**Requirement**
Transcribe all of the material exactly. Any picture in it should be left out.

**Data for this task**
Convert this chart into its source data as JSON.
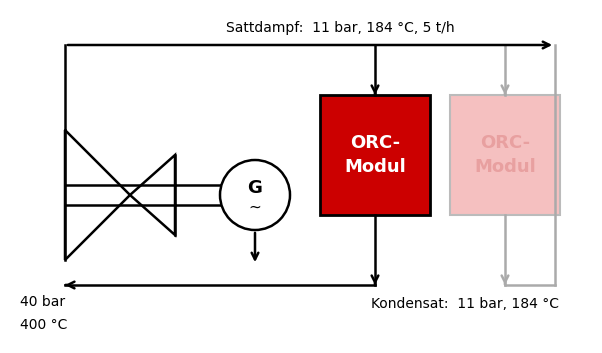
{
  "bg_color": "#ffffff",
  "top_label": "Sattdampf:  11 bar, 184 °C, 5 t/h",
  "bottom_label": "Kondensat:  11 bar, 184 °C",
  "left_label_line1": "40 bar",
  "left_label_line2": "400 °C",
  "orc1_label": "ORC-\nModul",
  "orc2_label": "ORC-\nModul",
  "orc1_color": "#cc0000",
  "orc2_color": "#f5c0c0",
  "orc1_text_color": "#ffffff",
  "orc2_text_color": "#e8a0a0",
  "arrow_color_active": "#000000",
  "arrow_color_inactive": "#aaaaaa",
  "box_edge_color": "#000000",
  "box2_edge_color": "#bbbbbb"
}
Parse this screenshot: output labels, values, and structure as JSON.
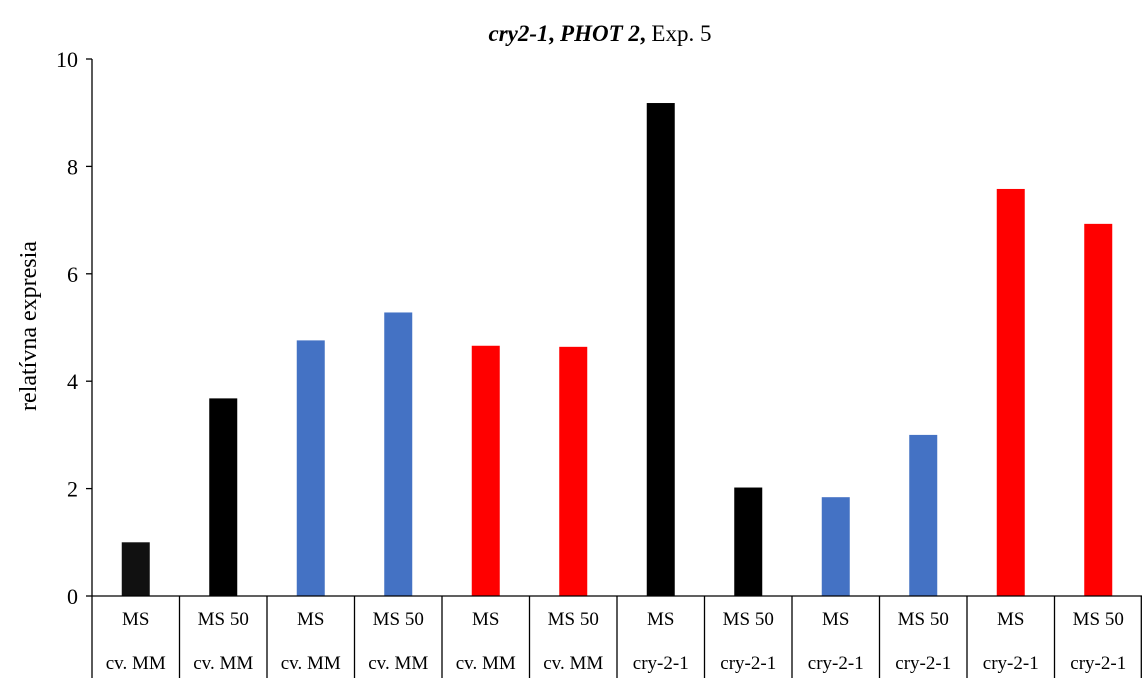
{
  "chart_data": {
    "type": "bar",
    "title_parts": [
      {
        "text": "cry2-1",
        "style": "bold-italic"
      },
      {
        "text": ", ",
        "style": "bold"
      },
      {
        "text": "PHOT 2",
        "style": "bold-italic"
      },
      {
        "text": ",",
        "style": "bold"
      },
      {
        "text": " Exp. 5",
        "style": "normal"
      }
    ],
    "xlabel": "",
    "ylabel": "relatívna expresia",
    "ylim": [
      0,
      10
    ],
    "yticks": [
      0,
      2,
      4,
      6,
      8,
      10
    ],
    "grid": false,
    "legend": "none",
    "categories": [
      {
        "label": "MS",
        "group": "cv. MM"
      },
      {
        "label": "MS 50",
        "group": "cv. MM"
      },
      {
        "label": "MS",
        "group": "cv. MM"
      },
      {
        "label": "MS 50",
        "group": "cv. MM"
      },
      {
        "label": "MS",
        "group": "cv. MM"
      },
      {
        "label": "MS 50",
        "group": "cv. MM"
      },
      {
        "label": "MS",
        "group": "cry-2-1"
      },
      {
        "label": "MS 50",
        "group": "cry-2-1"
      },
      {
        "label": "MS",
        "group": "cry-2-1"
      },
      {
        "label": "MS 50",
        "group": "cry-2-1"
      },
      {
        "label": "MS",
        "group": "cry-2-1"
      },
      {
        "label": "MS 50",
        "group": "cry-2-1"
      }
    ],
    "values": [
      1.0,
      3.68,
      4.76,
      5.28,
      4.66,
      4.64,
      9.18,
      2.02,
      1.84,
      3.0,
      7.58,
      6.93
    ],
    "colors": [
      "#111111",
      "#000000",
      "#4472c4",
      "#4472c4",
      "#ff0000",
      "#ff0000",
      "#000000",
      "#000000",
      "#4472c4",
      "#4472c4",
      "#ff0000",
      "#ff0000"
    ]
  }
}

**Result below**
Convert this chart into its source data as JSON.
{
  "bg_color": "#ffffff",
  "top_label": "Sattdampf:  11 bar, 184 °C, 5 t/h",
  "bottom_label": "Kondensat:  11 bar, 184 °C",
  "left_label_line1": "40 bar",
  "left_label_line2": "400 °C",
  "orc1_label": "ORC-\nModul",
  "orc2_label": "ORC-\nModul",
  "orc1_color": "#cc0000",
  "orc2_color": "#f5c0c0",
  "orc1_text_color": "#ffffff",
  "orc2_text_color": "#e8a0a0",
  "arrow_color_active": "#000000",
  "arrow_color_inactive": "#aaaaaa",
  "box_edge_color": "#000000",
  "box2_edge_color": "#bbbbbb"
}
Parse this screenshot: output labels, values, and structure as JSON.
{
  "chart_data": {
    "type": "bar",
    "title_parts": [
      {
        "text": "cry2-1",
        "style": "bold-italic"
      },
      {
        "text": ", ",
        "style": "bold"
      },
      {
        "text": "PHOT 2",
        "style": "bold-italic"
      },
      {
        "text": ",",
        "style": "bold"
      },
      {
        "text": " Exp. 5",
        "style": "normal"
      }
    ],
    "xlabel": "",
    "ylabel": "relatívna expresia",
    "ylim": [
      0,
      10
    ],
    "yticks": [
      0,
      2,
      4,
      6,
      8,
      10
    ],
    "grid": false,
    "legend": "none",
    "categories": [
      {
        "label": "MS",
        "group": "cv. MM"
      },
      {
        "label": "MS 50",
        "group": "cv. MM"
      },
      {
        "label": "MS",
        "group": "cv. MM"
      },
      {
        "label": "MS 50",
        "group": "cv. MM"
      },
      {
        "label": "MS",
        "group": "cv. MM"
      },
      {
        "label": "MS 50",
        "group": "cv. MM"
      },
      {
        "label": "MS",
        "group": "cry-2-1"
      },
      {
        "label": "MS 50",
        "group": "cry-2-1"
      },
      {
        "label": "MS",
        "group": "cry-2-1"
      },
      {
        "label": "MS 50",
        "group": "cry-2-1"
      },
      {
        "label": "MS",
        "group": "cry-2-1"
      },
      {
        "label": "MS 50",
        "group": "cry-2-1"
      }
    ],
    "values": [
      1.0,
      3.68,
      4.76,
      5.28,
      4.66,
      4.64,
      9.18,
      2.02,
      1.84,
      3.0,
      7.58,
      6.93
    ],
    "colors": [
      "#111111",
      "#000000",
      "#4472c4",
      "#4472c4",
      "#ff0000",
      "#ff0000",
      "#000000",
      "#000000",
      "#4472c4",
      "#4472c4",
      "#ff0000",
      "#ff0000"
    ]
  }
}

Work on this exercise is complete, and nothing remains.